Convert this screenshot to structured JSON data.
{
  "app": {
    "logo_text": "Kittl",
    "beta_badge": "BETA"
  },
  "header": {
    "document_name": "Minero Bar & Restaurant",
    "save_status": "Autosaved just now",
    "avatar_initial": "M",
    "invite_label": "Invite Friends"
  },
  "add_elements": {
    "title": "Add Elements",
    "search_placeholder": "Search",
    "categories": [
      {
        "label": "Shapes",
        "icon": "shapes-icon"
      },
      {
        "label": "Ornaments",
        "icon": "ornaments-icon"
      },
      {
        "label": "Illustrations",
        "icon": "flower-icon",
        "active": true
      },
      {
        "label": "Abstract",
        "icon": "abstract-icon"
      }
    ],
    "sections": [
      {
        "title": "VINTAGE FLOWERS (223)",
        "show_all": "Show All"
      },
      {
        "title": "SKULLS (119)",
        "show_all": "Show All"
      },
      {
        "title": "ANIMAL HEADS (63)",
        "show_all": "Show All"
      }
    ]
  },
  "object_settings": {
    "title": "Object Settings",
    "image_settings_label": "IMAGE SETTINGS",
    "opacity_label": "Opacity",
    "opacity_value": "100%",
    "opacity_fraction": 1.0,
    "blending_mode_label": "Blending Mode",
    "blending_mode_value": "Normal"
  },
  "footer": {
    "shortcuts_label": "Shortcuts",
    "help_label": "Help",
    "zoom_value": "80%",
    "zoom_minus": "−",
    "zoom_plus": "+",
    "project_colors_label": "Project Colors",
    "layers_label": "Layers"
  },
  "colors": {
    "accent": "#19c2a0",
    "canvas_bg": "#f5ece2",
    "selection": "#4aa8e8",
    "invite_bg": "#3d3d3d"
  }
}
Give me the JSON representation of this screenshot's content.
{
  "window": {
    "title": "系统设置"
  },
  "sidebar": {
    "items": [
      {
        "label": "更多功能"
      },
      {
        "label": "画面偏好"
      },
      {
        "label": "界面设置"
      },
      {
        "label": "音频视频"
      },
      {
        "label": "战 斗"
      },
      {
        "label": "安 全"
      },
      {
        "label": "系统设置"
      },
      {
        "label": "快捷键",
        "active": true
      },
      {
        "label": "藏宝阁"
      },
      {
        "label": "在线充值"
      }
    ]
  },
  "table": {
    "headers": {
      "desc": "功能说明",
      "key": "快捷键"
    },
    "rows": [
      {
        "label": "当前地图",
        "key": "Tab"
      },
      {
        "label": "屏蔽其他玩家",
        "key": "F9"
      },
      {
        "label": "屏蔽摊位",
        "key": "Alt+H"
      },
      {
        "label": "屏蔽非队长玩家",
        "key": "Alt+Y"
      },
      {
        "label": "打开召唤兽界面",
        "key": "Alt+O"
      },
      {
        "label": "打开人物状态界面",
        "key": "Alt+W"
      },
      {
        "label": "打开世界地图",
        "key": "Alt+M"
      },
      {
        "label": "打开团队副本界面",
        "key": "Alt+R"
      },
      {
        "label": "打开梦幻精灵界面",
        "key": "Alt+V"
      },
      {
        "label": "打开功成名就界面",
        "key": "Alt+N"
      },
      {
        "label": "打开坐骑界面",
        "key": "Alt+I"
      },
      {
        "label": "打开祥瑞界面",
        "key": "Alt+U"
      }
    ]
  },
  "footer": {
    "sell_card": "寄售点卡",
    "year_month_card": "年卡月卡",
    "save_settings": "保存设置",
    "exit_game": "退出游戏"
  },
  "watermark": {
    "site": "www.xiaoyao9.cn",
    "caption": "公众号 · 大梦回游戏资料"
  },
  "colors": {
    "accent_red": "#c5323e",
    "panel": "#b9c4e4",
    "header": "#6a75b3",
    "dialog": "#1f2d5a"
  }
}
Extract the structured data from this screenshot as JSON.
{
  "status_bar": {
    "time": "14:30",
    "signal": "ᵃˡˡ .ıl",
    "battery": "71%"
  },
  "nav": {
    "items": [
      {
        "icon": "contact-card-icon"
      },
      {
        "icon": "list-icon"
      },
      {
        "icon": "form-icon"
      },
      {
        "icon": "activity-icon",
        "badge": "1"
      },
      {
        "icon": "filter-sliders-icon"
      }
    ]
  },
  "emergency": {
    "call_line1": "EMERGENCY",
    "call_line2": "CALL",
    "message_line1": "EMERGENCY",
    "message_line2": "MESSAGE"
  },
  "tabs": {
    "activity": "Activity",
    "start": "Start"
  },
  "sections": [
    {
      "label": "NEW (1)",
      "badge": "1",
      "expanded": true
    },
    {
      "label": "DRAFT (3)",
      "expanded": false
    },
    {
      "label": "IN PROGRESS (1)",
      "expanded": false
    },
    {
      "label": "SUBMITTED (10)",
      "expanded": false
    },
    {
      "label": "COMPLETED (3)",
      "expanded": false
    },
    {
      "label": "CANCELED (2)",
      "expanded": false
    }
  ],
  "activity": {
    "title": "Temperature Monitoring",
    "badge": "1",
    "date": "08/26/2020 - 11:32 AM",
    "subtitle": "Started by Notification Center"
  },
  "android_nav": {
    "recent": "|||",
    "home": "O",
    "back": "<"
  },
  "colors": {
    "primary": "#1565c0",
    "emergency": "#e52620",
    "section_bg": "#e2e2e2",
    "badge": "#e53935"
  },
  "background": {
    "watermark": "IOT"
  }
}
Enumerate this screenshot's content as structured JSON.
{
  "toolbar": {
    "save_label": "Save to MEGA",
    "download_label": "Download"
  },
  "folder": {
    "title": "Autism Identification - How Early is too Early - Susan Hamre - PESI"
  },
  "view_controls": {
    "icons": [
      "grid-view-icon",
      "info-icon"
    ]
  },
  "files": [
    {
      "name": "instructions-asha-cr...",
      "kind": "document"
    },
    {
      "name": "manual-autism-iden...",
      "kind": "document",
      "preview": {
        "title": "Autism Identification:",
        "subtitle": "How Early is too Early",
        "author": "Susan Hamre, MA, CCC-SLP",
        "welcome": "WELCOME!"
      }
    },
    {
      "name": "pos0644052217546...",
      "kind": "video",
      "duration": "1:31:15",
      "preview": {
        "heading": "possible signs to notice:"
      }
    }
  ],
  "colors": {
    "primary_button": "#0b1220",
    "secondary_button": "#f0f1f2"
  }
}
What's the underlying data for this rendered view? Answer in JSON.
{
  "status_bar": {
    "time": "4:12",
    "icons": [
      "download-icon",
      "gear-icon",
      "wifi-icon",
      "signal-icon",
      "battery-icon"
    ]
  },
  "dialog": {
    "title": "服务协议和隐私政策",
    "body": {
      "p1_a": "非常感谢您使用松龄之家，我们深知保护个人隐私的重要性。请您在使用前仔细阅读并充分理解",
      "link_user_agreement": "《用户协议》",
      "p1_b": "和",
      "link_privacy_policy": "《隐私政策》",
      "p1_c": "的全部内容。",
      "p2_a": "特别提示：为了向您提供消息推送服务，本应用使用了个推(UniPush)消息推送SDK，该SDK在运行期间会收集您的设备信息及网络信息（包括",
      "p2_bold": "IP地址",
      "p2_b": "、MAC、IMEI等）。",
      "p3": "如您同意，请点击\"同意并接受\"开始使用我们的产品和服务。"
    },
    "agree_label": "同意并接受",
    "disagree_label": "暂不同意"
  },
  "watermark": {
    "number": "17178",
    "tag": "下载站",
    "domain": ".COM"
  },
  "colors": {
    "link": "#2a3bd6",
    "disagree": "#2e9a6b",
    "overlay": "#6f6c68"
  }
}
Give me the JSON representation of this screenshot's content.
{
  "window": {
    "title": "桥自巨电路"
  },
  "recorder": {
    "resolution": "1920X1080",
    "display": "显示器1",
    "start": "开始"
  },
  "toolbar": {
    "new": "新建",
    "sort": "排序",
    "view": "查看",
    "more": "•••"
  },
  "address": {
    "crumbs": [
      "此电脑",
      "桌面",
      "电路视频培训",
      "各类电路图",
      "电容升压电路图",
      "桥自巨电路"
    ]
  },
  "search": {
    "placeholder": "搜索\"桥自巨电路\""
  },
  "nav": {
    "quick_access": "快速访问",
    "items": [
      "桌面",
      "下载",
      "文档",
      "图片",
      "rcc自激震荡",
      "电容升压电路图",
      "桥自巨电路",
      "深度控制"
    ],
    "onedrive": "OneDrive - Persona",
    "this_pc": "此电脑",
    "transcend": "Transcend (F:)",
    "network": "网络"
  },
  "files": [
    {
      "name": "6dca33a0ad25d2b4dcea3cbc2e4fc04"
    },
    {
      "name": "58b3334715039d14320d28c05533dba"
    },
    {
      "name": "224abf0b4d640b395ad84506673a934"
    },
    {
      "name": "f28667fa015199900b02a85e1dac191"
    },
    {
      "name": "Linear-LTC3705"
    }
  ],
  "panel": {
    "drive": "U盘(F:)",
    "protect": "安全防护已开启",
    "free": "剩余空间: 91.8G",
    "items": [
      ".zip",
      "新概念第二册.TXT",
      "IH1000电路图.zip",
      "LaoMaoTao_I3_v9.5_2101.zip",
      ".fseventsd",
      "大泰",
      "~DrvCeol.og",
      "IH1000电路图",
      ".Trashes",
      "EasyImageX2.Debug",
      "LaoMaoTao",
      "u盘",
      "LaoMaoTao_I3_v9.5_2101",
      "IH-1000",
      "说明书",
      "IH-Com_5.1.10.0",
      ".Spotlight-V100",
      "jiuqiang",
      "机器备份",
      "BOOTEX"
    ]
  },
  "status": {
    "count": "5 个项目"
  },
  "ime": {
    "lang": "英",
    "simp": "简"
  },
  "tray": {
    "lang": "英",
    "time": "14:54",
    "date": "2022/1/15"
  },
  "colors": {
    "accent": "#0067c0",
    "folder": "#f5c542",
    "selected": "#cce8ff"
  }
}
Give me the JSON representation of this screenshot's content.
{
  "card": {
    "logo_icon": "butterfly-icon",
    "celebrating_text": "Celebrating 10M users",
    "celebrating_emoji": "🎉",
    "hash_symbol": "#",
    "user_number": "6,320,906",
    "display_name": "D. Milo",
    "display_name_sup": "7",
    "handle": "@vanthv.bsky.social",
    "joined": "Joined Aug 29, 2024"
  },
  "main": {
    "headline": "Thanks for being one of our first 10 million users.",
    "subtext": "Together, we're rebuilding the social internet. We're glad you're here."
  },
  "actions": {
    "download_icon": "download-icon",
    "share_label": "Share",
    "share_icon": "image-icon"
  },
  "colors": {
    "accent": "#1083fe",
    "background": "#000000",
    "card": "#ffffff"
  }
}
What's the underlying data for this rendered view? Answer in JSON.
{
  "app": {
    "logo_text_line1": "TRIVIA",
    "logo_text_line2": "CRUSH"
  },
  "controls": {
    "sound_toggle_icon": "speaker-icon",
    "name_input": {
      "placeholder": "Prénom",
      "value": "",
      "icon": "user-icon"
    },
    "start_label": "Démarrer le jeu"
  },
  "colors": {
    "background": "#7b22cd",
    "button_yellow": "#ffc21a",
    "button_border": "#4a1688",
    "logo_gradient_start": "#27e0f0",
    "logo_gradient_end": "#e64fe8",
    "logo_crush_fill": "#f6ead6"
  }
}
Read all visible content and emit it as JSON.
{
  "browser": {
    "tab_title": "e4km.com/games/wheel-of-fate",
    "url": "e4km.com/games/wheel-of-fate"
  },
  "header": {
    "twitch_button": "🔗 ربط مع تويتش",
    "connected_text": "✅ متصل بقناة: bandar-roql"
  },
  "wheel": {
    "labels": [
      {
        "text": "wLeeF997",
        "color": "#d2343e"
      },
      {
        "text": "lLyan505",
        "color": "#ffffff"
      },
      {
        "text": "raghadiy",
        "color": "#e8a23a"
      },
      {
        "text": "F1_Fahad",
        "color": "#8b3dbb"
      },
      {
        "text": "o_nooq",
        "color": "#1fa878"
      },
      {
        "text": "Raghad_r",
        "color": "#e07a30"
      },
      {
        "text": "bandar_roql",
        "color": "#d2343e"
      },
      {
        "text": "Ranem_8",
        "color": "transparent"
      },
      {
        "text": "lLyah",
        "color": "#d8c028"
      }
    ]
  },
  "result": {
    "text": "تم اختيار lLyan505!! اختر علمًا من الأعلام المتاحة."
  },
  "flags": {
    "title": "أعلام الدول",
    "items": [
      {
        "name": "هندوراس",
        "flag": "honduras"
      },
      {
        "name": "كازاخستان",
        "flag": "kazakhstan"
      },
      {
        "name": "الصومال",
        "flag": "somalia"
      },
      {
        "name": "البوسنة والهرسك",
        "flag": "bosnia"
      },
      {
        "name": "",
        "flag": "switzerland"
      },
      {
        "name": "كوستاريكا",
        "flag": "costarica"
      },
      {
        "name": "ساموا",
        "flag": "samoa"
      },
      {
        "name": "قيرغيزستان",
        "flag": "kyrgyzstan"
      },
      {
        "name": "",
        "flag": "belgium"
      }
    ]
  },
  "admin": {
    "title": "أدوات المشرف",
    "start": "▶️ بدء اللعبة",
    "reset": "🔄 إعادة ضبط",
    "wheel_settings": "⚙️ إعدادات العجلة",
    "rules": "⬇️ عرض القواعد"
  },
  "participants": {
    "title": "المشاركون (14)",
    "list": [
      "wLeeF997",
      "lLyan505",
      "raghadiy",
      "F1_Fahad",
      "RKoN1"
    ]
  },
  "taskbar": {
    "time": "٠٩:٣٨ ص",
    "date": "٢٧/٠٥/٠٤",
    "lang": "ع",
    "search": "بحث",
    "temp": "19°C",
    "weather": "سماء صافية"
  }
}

^^^^^^^^

→ THE TASK:
Lines that hold the word "users" are the ones to return, every one of them.

→ RESULT OF THE TASK:
    "celebrating_text": "Celebrating 10M users",
    "headline": "Thanks for being one of our first 10 million users.",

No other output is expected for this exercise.